__Extracted material__:
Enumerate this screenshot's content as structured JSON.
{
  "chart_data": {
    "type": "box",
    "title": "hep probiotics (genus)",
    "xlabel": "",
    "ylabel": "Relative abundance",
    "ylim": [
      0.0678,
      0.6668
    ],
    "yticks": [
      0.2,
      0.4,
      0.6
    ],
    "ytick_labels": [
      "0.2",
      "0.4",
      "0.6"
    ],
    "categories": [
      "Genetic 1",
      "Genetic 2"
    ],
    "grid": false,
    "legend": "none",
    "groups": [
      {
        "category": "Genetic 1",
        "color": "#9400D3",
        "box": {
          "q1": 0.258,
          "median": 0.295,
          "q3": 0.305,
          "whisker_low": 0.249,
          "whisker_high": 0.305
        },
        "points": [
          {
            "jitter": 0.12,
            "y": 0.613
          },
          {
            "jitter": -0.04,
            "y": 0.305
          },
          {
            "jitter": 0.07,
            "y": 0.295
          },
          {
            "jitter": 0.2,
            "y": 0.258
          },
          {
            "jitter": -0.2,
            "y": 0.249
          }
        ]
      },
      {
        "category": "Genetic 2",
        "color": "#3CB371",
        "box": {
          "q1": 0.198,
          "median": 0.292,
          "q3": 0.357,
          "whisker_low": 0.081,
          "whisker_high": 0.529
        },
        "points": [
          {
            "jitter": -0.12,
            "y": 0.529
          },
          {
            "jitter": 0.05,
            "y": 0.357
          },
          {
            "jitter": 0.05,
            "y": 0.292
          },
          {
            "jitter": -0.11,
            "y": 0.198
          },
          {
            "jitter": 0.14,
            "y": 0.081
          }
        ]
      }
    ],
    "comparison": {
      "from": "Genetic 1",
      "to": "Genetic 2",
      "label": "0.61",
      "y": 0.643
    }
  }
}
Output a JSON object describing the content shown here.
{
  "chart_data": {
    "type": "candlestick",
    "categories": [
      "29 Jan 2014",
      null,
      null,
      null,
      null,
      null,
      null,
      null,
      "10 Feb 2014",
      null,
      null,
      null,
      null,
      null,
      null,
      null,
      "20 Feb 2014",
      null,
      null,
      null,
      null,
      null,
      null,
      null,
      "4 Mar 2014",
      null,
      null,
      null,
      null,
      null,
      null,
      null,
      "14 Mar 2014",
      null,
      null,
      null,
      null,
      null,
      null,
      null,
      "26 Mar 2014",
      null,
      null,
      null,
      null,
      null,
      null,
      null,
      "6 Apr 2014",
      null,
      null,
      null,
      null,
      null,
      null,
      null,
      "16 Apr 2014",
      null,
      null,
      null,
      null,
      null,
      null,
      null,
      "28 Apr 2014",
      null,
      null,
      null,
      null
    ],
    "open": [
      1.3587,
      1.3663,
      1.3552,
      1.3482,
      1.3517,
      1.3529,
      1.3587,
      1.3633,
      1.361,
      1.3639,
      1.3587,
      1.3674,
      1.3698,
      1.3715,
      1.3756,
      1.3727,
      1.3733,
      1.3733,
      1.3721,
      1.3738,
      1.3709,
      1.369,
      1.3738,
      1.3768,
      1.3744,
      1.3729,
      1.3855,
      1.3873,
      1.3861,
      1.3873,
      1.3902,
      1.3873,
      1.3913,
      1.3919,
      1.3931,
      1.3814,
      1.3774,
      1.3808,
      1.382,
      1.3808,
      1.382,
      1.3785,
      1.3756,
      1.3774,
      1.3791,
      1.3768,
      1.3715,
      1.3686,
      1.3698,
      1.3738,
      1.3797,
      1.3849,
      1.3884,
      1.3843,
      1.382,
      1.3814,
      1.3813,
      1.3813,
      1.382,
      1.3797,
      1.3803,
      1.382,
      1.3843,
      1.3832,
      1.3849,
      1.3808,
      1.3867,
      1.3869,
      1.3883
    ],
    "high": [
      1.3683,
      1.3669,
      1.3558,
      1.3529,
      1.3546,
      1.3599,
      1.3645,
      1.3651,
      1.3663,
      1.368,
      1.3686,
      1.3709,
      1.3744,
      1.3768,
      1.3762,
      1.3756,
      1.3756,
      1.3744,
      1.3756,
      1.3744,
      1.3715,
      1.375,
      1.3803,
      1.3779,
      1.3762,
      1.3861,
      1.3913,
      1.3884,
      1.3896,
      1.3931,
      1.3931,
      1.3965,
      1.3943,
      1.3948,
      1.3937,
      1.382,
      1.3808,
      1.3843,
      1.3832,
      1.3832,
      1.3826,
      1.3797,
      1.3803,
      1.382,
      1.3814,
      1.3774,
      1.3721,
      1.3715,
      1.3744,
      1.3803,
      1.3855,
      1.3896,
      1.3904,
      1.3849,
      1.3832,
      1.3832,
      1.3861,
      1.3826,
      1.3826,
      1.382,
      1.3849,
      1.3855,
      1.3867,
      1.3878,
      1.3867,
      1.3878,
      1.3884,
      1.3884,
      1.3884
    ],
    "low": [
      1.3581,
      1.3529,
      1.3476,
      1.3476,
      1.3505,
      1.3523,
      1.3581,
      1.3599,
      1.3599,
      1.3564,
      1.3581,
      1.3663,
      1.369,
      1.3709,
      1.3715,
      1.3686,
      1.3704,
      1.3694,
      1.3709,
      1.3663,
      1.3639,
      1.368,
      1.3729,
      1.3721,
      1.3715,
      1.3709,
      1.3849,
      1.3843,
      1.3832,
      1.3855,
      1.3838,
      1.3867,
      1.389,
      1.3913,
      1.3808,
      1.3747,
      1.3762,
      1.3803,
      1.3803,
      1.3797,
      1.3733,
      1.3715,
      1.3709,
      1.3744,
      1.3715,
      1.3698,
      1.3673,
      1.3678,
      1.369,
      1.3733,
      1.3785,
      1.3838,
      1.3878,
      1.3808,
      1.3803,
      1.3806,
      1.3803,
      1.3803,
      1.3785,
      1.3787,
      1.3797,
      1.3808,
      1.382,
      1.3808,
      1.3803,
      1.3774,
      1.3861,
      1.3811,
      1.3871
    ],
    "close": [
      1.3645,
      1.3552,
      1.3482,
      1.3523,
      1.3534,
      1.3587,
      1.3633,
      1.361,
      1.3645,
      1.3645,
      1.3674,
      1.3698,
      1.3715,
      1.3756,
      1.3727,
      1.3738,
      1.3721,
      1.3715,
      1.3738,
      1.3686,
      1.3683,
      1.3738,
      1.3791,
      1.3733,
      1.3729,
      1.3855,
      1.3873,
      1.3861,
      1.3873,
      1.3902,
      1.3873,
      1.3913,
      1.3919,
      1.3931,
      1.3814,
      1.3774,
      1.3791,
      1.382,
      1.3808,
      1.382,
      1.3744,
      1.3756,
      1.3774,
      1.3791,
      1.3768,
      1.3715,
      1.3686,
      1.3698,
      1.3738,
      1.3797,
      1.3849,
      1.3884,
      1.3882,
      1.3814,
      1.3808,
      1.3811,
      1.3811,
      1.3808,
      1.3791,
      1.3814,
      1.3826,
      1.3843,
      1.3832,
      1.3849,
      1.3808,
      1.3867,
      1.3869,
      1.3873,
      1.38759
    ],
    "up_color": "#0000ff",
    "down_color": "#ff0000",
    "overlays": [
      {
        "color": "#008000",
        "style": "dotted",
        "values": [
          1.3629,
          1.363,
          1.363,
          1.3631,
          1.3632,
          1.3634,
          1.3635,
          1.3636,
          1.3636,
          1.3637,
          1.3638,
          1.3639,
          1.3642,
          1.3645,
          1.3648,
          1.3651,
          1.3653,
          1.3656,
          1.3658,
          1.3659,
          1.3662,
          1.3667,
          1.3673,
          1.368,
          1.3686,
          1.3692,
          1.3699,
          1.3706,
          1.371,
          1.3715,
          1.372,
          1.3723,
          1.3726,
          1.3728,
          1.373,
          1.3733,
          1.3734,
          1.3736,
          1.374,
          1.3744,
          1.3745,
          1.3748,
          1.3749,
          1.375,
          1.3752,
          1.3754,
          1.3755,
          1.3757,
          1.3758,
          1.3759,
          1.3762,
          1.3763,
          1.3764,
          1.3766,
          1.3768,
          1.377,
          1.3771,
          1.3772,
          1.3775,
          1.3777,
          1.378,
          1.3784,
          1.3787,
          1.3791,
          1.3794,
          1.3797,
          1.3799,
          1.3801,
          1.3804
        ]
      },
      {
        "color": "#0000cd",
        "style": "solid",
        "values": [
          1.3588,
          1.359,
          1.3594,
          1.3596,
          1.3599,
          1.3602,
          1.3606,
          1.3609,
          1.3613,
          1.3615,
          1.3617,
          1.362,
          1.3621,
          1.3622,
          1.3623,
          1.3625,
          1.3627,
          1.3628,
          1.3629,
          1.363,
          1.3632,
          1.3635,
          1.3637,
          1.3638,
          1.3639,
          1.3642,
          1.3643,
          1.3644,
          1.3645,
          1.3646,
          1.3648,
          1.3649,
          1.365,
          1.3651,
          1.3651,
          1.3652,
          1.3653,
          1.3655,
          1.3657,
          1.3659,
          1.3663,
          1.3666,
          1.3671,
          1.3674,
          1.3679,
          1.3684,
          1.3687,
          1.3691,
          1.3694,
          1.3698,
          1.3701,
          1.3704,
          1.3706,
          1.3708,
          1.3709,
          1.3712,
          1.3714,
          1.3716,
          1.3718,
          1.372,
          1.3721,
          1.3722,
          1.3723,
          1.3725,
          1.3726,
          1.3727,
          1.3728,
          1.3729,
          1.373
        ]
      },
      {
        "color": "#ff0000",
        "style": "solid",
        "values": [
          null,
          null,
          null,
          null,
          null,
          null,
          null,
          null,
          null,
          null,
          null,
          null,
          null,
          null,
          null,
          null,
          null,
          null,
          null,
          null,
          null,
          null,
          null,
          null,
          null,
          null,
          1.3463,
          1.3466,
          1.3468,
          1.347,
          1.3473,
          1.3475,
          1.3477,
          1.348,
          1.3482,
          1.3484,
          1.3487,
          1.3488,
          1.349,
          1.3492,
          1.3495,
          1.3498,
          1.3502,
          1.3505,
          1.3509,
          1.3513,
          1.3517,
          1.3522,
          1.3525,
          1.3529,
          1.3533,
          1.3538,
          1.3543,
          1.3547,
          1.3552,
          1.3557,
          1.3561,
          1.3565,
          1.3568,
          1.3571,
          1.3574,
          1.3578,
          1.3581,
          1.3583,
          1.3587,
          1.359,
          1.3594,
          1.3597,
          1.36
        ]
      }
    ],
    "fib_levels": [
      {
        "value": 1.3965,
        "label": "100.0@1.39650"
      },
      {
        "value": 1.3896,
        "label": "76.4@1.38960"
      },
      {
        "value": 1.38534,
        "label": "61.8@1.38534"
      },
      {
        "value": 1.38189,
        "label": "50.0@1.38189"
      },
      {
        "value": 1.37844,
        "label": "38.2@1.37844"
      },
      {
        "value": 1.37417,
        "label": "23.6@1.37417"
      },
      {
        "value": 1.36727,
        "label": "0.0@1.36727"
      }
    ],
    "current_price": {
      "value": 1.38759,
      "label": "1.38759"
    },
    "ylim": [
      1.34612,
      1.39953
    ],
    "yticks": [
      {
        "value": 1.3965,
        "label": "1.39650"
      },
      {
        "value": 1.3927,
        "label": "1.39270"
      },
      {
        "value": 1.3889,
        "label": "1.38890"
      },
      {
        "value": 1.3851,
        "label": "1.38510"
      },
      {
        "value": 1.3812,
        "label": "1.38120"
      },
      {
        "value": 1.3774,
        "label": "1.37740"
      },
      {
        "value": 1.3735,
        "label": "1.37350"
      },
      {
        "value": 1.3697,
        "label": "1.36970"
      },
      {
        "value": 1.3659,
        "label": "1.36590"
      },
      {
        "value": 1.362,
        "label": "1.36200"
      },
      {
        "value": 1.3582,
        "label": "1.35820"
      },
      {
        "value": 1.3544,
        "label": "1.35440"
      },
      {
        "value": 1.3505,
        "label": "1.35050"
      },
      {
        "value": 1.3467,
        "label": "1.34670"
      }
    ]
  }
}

__Written instruction__: Scan the material above. Return every line containing the string "jitter".

__Answer in full__:
            "jitter": 0.12,
            "jitter": -0.04,
            "jitter": 0.07,
            "jitter": 0.2,
            "jitter": -0.2,
            "jitter": -0.12,
            "jitter": 0.05,
            "jitter": 0.05,
            "jitter": -0.11,
            "jitter": 0.14,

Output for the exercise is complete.